** Start Data to process **

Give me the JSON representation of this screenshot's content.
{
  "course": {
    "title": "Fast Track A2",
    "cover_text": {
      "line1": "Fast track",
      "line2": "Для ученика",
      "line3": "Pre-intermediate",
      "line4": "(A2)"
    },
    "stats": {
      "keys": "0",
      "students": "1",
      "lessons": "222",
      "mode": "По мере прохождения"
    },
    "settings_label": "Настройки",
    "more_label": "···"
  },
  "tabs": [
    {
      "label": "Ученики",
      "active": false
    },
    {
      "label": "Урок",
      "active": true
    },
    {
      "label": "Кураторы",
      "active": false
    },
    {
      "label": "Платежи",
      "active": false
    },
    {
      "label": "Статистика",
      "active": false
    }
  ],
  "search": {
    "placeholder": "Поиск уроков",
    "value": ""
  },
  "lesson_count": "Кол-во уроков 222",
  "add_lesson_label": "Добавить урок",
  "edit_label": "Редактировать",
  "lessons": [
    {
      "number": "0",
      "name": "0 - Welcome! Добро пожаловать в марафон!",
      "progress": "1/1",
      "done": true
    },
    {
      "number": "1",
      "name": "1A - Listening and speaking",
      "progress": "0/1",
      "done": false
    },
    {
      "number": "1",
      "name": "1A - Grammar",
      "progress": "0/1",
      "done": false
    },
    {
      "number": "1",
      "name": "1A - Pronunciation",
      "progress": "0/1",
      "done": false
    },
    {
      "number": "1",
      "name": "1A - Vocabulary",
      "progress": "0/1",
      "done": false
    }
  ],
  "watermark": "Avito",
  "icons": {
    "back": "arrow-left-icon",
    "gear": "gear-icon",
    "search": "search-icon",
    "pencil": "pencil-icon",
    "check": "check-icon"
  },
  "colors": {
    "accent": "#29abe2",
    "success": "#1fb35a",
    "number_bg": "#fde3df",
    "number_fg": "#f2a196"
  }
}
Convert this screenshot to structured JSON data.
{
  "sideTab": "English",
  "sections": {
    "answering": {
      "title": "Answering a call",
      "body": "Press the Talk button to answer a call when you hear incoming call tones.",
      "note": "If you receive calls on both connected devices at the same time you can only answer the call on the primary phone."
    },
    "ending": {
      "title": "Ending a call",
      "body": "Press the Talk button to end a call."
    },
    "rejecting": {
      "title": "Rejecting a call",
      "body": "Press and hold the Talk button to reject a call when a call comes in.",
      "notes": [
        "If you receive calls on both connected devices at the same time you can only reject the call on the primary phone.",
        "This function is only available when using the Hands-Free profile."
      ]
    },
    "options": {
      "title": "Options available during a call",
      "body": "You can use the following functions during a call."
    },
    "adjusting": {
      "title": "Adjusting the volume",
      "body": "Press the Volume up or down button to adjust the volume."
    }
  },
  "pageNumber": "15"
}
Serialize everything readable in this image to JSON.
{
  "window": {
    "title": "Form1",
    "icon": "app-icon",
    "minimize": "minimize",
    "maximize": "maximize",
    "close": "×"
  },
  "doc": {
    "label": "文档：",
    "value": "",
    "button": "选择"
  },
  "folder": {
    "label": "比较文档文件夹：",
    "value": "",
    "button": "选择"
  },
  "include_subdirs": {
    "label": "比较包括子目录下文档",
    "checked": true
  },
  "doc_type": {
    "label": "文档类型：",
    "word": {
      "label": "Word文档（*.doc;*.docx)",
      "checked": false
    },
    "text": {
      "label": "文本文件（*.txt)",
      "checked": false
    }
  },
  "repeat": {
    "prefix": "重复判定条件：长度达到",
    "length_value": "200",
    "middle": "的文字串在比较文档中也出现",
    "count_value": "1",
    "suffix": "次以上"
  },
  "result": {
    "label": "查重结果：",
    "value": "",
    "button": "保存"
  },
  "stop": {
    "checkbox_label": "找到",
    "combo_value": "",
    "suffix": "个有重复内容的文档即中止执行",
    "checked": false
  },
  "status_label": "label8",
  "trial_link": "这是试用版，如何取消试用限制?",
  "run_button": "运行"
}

** End Data to process **

• **What the exercise asks**
Search the preceding listing for "time" and extract every line where it is found.

• **Final result**
      "note": "If you receive calls on both connected devices at the same time you can only answer the call on the primary phone."
        "If you receive calls on both connected devices at the same time you can only reject the call on the primary phone.",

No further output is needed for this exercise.